— START OF Entries supplied —

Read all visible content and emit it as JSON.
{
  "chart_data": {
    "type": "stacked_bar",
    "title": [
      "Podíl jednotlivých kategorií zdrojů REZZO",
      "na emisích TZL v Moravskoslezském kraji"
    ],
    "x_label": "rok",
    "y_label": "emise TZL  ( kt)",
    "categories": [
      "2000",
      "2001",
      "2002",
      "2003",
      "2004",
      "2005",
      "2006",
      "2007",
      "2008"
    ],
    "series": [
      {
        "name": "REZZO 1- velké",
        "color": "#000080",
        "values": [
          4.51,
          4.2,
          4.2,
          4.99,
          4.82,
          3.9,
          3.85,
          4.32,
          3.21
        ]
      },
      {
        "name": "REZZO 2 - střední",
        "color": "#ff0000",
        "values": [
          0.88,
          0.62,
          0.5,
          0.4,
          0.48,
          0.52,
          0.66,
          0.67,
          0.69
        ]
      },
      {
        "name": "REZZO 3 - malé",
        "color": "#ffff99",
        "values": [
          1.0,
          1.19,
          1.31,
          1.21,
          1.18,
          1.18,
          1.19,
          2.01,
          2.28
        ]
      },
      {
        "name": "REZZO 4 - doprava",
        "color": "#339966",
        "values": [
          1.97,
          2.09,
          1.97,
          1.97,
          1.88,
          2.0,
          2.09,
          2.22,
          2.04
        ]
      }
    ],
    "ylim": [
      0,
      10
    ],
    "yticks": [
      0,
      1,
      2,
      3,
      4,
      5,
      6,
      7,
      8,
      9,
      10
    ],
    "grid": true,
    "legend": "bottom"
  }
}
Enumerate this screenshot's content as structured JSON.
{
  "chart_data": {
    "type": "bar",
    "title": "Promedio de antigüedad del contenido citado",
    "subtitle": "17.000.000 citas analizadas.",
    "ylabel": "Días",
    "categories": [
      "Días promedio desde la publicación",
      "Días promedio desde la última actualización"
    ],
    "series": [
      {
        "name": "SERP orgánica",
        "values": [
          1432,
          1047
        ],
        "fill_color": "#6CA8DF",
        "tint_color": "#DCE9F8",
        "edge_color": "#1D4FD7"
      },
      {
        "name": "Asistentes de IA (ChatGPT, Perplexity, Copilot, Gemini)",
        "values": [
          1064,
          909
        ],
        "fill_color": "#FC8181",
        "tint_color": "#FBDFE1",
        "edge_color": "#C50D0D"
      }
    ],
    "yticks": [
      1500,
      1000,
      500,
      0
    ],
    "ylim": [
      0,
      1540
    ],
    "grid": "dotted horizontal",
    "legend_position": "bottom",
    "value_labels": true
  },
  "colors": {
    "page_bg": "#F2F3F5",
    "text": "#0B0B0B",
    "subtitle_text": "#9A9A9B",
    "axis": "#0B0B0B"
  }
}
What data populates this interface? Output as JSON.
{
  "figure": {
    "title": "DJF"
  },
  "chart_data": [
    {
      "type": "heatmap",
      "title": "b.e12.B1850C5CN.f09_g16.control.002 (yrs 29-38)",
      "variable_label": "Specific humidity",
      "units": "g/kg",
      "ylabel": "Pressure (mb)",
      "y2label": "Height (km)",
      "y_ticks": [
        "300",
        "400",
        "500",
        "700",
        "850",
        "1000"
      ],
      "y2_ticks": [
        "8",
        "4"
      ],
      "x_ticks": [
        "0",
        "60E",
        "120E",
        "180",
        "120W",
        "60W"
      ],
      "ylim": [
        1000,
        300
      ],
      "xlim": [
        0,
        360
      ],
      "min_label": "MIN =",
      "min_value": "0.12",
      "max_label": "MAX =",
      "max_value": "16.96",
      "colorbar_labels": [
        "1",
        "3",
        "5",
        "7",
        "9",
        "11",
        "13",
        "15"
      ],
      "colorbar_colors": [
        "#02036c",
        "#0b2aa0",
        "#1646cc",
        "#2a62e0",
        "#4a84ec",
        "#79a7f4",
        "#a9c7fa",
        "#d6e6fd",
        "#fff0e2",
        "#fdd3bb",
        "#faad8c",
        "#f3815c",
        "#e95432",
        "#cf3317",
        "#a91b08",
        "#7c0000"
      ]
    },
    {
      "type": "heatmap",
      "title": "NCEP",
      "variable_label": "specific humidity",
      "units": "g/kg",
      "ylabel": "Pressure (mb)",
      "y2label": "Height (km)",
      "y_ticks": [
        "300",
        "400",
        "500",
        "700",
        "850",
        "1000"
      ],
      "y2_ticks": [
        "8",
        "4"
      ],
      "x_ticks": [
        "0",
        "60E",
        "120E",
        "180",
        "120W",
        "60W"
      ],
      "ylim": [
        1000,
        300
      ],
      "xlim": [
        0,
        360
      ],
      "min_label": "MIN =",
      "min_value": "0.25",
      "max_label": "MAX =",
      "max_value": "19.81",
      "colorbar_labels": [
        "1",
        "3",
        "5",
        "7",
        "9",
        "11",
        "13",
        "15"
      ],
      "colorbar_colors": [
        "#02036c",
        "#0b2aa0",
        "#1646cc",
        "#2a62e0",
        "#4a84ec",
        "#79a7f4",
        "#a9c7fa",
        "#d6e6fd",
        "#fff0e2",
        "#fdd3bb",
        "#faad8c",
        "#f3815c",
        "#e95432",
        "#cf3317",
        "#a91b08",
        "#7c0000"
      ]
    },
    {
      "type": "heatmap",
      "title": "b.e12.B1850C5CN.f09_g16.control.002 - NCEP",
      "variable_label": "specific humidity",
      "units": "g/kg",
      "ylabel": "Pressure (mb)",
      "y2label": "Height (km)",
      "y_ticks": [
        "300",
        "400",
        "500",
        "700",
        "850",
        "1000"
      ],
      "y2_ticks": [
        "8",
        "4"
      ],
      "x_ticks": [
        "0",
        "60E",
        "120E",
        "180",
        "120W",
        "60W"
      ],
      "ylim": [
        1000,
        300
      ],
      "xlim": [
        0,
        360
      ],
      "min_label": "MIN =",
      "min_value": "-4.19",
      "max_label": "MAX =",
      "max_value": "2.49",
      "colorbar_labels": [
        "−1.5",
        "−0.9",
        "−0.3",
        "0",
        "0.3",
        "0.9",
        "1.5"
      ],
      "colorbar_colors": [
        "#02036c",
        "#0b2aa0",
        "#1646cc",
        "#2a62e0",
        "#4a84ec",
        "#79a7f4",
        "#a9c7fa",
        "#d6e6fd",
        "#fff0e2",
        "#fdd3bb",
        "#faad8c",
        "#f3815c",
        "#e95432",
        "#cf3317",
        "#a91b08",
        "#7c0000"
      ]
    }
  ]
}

— END OF Entries supplied —

Task directions: Give a word-for-word copy of the records.

Exercise output:
Read all visible content and emit it as JSON.
{
  "chart_data": {
    "type": "stacked_bar",
    "title": [
      "Podíl jednotlivých kategorií zdrojů REZZO",
      "na emisích TZL v Moravskoslezském kraji"
    ],
    "x_label": "rok",
    "y_label": "emise TZL  ( kt)",
    "categories": [
      "2000",
      "2001",
      "2002",
      "2003",
      "2004",
      "2005",
      "2006",
      "2007",
      "2008"
    ],
    "series": [
      {
        "name": "REZZO 1- velké",
        "color": "#000080",
        "values": [
          4.51,
          4.2,
          4.2,
          4.99,
          4.82,
          3.9,
          3.85,
          4.32,
          3.21
        ]
      },
      {
        "name": "REZZO 2 - střední",
        "color": "#ff0000",
        "values": [
          0.88,
          0.62,
          0.5,
          0.4,
          0.48,
          0.52,
          0.66,
          0.67,
          0.69
        ]
      },
      {
        "name": "REZZO 3 - malé",
        "color": "#ffff99",
        "values": [
          1.0,
          1.19,
          1.31,
          1.21,
          1.18,
          1.18,
          1.19,
          2.01,
          2.28
        ]
      },
      {
        "name": "REZZO 4 - doprava",
        "color": "#339966",
        "values": [
          1.97,
          2.09,
          1.97,
          1.97,
          1.88,
          2.0,
          2.09,
          2.22,
          2.04
        ]
      }
    ],
    "ylim": [
      0,
      10
    ],
    "yticks": [
      0,
      1,
      2,
      3,
      4,
      5,
      6,
      7,
      8,
      9,
      10
    ],
    "grid": true,
    "legend": "bottom"
  }
}
Enumerate this screenshot's content as structured JSON.
{
  "chart_data": {
    "type": "bar",
    "title": "Promedio de antigüedad del contenido citado",
    "subtitle": "17.000.000 citas analizadas.",
    "ylabel": "Días",
    "categories": [
      "Días promedio desde la publicación",
      "Días promedio desde la última actualización"
    ],
    "series": [
      {
        "name": "SERP orgánica",
        "values": [
          1432,
          1047
        ],
        "fill_color": "#6CA8DF",
        "tint_color": "#DCE9F8",
        "edge_color": "#1D4FD7"
      },
      {
        "name": "Asistentes de IA (ChatGPT, Perplexity, Copilot, Gemini)",
        "values": [
          1064,
          909
        ],
        "fill_color": "#FC8181",
        "tint_color": "#FBDFE1",
        "edge_color": "#C50D0D"
      }
    ],
    "yticks": [
      1500,
      1000,
      500,
      0
    ],
    "ylim": [
      0,
      1540
    ],
    "grid": "dotted horizontal",
    "legend_position": "bottom",
    "value_labels": true
  },
  "colors": {
    "page_bg": "#F2F3F5",
    "text": "#0B0B0B",
    "subtitle_text": "#9A9A9B",
    "axis": "#0B0B0B"
  }
}
What data populates this interface? Output as JSON.
{
  "figure": {
    "title": "DJF"
  },
  "chart_data": [
    {
      "type": "heatmap",
      "title": "b.e12.B1850C5CN.f09_g16.control.002 (yrs 29-38)",
      "variable_label": "Specific humidity",
      "units": "g/kg",
      "ylabel": "Pressure (mb)",
      "y2label": "Height (km)",
      "y_ticks": [
        "300",
        "400",
        "500",
        "700",
        "850",
        "1000"
      ],
      "y2_ticks": [
        "8",
        "4"
      ],
      "x_ticks": [
        "0",
        "60E",
        "120E",
        "180",
        "120W",
        "60W"
      ],
      "ylim": [
        1000,
        300
      ],
      "xlim": [
        0,
        360
      ],
      "min_label": "MIN =",
      "min_value": "0.12",
      "max_label": "MAX =",
      "max_value": "16.96",
      "colorbar_labels": [
        "1",
        "3",
        "5",
        "7",
        "9",
        "11",
        "13",
        "15"
      ],
      "colorbar_colors": [
        "#02036c",
        "#0b2aa0",
        "#1646cc",
        "#2a62e0",
        "#4a84ec",
        "#79a7f4",
        "#a9c7fa",
        "#d6e6fd",
        "#fff0e2",
        "#fdd3bb",
        "#faad8c",
        "#f3815c",
        "#e95432",
        "#cf3317",
        "#a91b08",
        "#7c0000"
      ]
    },
    {
      "type": "heatmap",
      "title": "NCEP",
      "variable_label": "specific humidity",
      "units": "g/kg",
      "ylabel": "Pressure (mb)",
      "y2label": "Height (km)",
      "y_ticks": [
        "300",
        "400",
        "500",
        "700",
        "850",
        "1000"
      ],
      "y2_ticks": [
        "8",
        "4"
      ],
      "x_ticks": [
        "0",
        "60E",
        "120E",
        "180",
        "120W",
        "60W"
      ],
      "ylim": [
        1000,
        300
      ],
      "xlim": [
        0,
        360
      ],
      "min_label": "MIN =",
      "min_value": "0.25",
      "max_label": "MAX =",
      "max_value": "19.81",
      "colorbar_labels": [
        "1",
        "3",
        "5",
        "7",
        "9",
        "11",
        "13",
        "15"
      ],
      "colorbar_colors": [
        "#02036c",
        "#0b2aa0",
        "#1646cc",
        "#2a62e0",
        "#4a84ec",
        "#79a7f4",
        "#a9c7fa",
        "#d6e6fd",
        "#fff0e2",
        "#fdd3bb",
        "#faad8c",
        "#f3815c",
        "#e95432",
        "#cf3317",
        "#a91b08",
        "#7c0000"
      ]
    },
    {
      "type": "heatmap",
      "title": "b.e12.B1850C5CN.f09_g16.control.002 - NCEP",
      "variable_label": "specific humidity",
      "units": "g/kg",
      "ylabel": "Pressure (mb)",
      "y2label": "Height (km)",
      "y_ticks": [
        "300",
        "400",
        "500",
        "700",
        "850",
        "1000"
      ],
      "y2_ticks": [
        "8",
        "4"
      ],
      "x_ticks": [
        "0",
        "60E",
        "120E",
        "180",
        "120W",
        "60W"
      ],
      "ylim": [
        1000,
        300
      ],
      "xlim": [
        0,
        360
      ],
      "min_label": "MIN =",
      "min_value": "-4.19",
      "max_label": "MAX =",
      "max_value": "2.49",
      "colorbar_labels": [
        "−1.5",
        "−0.9",
        "−0.3",
        "0",
        "0.3",
        "0.9",
        "1.5"
      ],
      "colorbar_colors": [
        "#02036c",
        "#0b2aa0",
        "#1646cc",
        "#2a62e0",
        "#4a84ec",
        "#79a7f4",
        "#a9c7fa",
        "#d6e6fd",
        "#fff0e2",
        "#fdd3bb",
        "#faad8c",
        "#f3815c",
        "#e95432",
        "#cf3317",
        "#a91b08",
        "#7c0000"
      ]
    }
  ]
}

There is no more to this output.